Une "Fondation pour les oeuvres de l'islam de France" : mais pour faire quoi ?

islam en france

Veut-on, oui ou non, que la culture musulmane évolue ? Auteur de L'islam sans soumission (2008), le philosophe français Abdennour Bidar met la future fondation face à ses responsabilités :


 

Abdennour Bidar (né à Clermont-Ferrand en 1971) est normalien, agrégé de philosophie, inspecteur général de l'Education nationale, membre du comité de rédaction d'Esprit et auteur d'une douzaine d'ouvrages sur la crise de la société postmoderne, la laïcité et l'islam. Notamment L'islam sans soumission (Albin Michel 2008) et Lettre ouverte au monde musulman, ainsi que Les Tisserands : réparer ensemble le tissu déchiré du monde (éd. Les liens qui libèrent, 2015 et 2016). Cet intellectuel français s'évertue à montrer qu'outre l'islamisme, version proche-orientale du néoconservatisme global, les sociétés arabo-musulmanes sont travaillées aussi par "une volonté d'émancipation par rapport aux autoritarismes, politiques ou religieux".

Selon Bidar, le drame des événements actuels en France est l'occasion de créer le creuset d'un changement profond chez les musulmans. C'est la raison de son apostrophe - publiée hier [*] - aux pouvoirs publics français.

De fait, la fondation sera un nouvel échec si elle ne s'intéresse qu'à des flux financiers (les "oeuvres") et si elle continue - comme le piteux CFCM de Sarkozy - à mettre en valeur des fondamentalistes... afin de plaire à Ryad et Doha, pour des intérêts sans rapport avec la question musulmane en France.

→ Consigne 1
D'après le texte sur la future fondation de l'islam de France, où et en quelle année Abdennour Bidar est-il né ?
→ Consigne 2
Reproduisez fidèlement le passage du texte sur la fondation compris entre "Selon Bidar, le" et "musulmane en France.", ces deux bornes incluses.
Les lignes qui figurent ici proviennent d'une autre source.

(Entrées d'annotation spatiale)
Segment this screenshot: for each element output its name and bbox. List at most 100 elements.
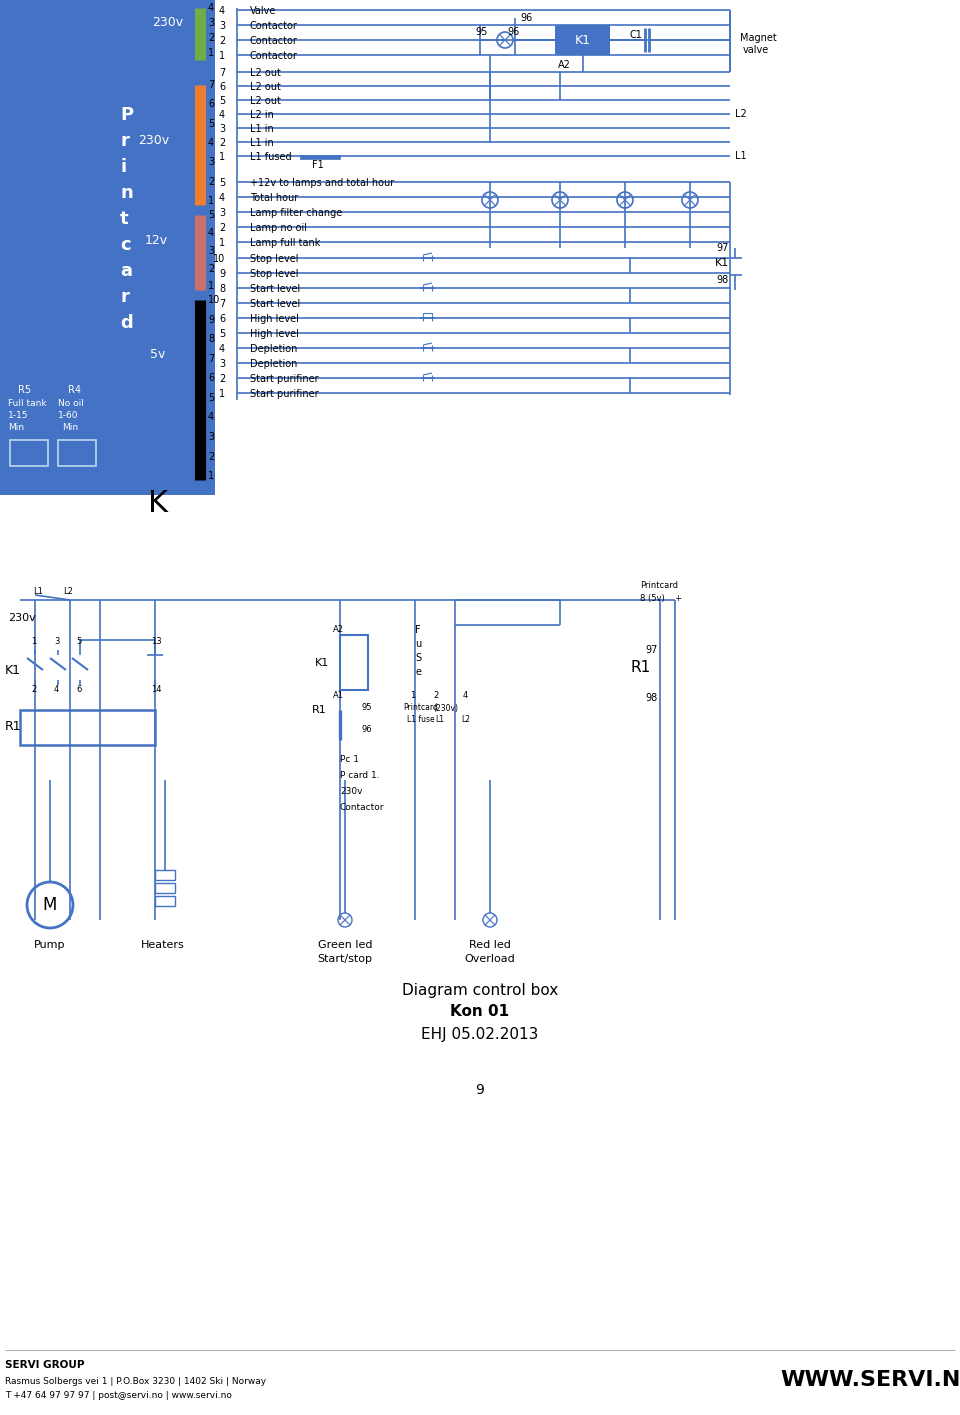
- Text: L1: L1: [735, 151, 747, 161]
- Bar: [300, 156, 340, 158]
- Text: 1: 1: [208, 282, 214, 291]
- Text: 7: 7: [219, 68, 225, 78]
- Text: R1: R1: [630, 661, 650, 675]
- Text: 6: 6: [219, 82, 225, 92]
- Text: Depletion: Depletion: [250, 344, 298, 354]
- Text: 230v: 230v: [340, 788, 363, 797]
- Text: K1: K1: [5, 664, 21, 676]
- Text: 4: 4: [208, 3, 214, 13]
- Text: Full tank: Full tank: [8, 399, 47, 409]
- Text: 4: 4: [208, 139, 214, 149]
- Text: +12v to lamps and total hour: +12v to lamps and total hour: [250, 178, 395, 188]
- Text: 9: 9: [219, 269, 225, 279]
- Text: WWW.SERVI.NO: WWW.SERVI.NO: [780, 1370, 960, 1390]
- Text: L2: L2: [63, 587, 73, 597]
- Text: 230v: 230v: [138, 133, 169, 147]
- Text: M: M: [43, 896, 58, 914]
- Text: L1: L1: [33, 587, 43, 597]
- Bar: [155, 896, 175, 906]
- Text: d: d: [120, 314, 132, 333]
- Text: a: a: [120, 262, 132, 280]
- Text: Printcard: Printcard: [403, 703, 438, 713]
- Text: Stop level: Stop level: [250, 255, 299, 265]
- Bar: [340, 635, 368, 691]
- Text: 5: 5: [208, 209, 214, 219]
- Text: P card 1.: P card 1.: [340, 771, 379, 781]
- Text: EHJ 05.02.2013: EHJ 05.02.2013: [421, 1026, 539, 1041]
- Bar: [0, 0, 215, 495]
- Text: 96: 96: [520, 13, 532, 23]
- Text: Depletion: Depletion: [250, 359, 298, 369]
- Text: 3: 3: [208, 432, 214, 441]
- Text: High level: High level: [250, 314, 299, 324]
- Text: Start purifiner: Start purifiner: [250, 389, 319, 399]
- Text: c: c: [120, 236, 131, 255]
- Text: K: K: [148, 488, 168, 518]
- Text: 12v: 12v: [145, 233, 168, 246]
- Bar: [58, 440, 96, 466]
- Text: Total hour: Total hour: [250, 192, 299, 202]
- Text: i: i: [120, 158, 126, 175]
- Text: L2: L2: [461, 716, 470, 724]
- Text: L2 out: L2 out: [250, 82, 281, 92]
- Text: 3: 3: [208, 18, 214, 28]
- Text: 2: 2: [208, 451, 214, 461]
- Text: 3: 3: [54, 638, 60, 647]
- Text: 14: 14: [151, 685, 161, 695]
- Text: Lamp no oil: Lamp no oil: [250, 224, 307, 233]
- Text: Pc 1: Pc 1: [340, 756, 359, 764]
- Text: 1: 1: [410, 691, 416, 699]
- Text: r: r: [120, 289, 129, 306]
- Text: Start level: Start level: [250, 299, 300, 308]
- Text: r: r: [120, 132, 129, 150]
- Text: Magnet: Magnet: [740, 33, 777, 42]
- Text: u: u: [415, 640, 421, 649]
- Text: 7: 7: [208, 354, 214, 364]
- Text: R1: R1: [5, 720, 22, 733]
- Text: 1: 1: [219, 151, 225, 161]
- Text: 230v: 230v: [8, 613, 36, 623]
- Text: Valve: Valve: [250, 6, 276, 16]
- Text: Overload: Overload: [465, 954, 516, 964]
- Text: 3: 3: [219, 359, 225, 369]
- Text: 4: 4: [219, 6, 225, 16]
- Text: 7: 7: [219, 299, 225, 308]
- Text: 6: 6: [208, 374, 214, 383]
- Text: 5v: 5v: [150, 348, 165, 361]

→ Réponse rédigée 1
À Clermont-Ferrand, en 1971.

→ Réponse rédigée 2
Selon Bidar, le drame des événements actuels en France est l'occasion de créer le creuset d'un changement profond chez les musulmans. C'est la raison de son apostrophe - publiée hier [*] - aux pouvoirs publics français.

De fait, la fondation sera un nouvel échec si elle ne s'intéresse qu'à des flux financiers (les "oeuvres") et si elle continue - comme le piteux CFCM de Sarkozy - à mettre en valeur des fondamentalistes... afin de plaire à Ryad et Doha, pour des intérêts sans rapport avec la question musulmane en France.